>> BEGIN Given data

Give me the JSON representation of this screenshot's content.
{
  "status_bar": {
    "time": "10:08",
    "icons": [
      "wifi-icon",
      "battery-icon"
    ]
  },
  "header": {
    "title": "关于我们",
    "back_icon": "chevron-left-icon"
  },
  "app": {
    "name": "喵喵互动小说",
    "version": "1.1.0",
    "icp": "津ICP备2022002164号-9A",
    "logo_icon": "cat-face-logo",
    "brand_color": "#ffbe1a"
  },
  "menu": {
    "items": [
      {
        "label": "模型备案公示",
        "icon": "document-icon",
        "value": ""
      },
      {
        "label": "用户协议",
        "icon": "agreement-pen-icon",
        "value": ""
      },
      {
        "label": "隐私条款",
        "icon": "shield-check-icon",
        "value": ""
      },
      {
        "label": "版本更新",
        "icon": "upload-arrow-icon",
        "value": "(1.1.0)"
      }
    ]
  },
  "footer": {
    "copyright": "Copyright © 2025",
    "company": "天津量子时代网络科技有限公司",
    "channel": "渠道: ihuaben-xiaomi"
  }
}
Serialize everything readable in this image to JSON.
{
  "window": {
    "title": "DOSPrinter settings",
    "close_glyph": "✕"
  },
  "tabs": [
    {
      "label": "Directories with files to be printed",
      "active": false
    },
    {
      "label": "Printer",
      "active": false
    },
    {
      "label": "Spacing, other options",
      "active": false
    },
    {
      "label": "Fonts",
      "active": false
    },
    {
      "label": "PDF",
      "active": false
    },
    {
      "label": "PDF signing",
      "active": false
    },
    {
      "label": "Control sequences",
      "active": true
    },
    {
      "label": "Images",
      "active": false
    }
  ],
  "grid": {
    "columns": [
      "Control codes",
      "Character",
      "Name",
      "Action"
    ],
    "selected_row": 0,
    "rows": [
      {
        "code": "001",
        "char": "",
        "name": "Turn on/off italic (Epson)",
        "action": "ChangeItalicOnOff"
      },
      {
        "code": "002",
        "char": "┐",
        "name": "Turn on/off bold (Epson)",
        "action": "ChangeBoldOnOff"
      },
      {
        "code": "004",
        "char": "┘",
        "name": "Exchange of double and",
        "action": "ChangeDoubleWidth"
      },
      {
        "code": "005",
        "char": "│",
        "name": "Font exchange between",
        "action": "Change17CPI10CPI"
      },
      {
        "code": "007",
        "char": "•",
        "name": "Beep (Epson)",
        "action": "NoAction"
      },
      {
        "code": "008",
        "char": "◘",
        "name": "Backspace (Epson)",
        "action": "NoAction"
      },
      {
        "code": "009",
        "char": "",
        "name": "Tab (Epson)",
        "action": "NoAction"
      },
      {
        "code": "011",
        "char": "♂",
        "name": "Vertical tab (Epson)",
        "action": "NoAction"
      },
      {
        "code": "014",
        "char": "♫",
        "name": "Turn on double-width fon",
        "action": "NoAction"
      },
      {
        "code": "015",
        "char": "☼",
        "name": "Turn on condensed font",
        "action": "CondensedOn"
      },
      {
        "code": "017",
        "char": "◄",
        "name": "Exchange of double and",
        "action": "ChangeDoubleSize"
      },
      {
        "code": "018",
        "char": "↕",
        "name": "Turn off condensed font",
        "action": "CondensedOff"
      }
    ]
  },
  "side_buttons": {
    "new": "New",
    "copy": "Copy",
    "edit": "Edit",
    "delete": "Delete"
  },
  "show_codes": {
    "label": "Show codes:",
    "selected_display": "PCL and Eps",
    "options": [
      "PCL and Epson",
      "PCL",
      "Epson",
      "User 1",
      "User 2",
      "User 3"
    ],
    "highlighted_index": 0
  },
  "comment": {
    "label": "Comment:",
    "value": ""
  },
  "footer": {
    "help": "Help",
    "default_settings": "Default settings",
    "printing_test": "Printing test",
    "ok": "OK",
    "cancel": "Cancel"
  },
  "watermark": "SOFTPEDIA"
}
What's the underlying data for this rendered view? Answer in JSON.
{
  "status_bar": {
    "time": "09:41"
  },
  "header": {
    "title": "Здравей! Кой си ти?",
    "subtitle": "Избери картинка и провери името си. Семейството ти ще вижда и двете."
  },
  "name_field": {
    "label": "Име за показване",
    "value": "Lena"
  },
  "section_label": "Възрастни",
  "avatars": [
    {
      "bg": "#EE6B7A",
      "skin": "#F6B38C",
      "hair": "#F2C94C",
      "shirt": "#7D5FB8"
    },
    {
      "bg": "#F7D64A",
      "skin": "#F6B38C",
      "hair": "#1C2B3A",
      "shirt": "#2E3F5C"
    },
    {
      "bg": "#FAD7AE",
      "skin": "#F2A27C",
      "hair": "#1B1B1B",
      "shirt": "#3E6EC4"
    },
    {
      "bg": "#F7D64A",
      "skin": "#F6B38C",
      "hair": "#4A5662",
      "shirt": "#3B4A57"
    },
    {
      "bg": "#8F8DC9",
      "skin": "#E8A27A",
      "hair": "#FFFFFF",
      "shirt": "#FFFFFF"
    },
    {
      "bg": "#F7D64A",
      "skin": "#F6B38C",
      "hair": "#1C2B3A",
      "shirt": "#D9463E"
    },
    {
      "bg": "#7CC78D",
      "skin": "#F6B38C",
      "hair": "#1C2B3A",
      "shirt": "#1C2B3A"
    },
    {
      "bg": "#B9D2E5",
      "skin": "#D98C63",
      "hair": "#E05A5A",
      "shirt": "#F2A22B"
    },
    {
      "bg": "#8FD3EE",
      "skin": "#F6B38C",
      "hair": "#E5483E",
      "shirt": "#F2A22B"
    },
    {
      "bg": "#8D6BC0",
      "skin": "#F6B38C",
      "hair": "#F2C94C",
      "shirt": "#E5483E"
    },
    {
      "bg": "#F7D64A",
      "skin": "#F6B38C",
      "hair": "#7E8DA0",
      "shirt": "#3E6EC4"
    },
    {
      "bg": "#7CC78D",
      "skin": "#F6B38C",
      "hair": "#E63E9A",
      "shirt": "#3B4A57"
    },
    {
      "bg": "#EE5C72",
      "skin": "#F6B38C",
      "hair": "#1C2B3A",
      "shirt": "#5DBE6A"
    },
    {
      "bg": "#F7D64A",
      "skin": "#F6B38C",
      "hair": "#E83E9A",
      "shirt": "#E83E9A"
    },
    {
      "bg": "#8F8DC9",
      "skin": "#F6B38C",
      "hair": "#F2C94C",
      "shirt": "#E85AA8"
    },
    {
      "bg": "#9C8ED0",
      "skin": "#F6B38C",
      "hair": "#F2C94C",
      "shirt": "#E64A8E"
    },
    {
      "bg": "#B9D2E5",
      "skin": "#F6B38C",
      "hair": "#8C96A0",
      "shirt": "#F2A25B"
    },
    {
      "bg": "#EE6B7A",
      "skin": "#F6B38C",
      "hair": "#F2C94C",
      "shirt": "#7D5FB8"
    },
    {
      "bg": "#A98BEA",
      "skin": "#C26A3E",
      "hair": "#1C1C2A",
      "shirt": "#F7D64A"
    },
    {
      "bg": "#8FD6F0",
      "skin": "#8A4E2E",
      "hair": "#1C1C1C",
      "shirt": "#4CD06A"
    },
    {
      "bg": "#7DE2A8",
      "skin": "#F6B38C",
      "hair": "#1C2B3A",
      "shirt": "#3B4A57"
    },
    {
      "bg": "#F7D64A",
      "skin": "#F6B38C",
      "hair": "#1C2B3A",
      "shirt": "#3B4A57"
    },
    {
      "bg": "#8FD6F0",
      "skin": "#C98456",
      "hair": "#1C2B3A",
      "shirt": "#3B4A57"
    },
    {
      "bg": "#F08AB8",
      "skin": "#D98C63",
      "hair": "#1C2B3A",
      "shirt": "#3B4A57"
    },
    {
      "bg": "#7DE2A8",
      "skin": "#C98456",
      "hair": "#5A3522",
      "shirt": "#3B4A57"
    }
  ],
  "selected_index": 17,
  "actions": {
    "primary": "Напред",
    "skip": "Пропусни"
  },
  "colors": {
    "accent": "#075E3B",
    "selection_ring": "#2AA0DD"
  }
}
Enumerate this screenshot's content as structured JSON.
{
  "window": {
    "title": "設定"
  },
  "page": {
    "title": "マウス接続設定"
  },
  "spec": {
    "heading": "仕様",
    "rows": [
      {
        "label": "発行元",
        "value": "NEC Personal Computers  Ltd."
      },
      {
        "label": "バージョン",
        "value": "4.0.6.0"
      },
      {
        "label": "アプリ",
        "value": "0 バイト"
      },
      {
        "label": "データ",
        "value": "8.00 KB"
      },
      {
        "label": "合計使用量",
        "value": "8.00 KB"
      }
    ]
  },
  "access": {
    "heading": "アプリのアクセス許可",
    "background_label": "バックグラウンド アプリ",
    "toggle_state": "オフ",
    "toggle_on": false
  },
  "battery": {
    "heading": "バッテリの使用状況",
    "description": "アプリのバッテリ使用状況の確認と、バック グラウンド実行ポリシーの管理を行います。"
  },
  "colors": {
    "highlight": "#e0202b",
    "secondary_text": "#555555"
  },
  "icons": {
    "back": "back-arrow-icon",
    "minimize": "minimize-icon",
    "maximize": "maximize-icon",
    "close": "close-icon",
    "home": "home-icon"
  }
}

>> END Given data

Set task: Scan the material for lines with the word "arrow", and copy each line you find.

Finished answer:
        "icon": "upload-arrow-icon",
    "back": "back-arrow-icon",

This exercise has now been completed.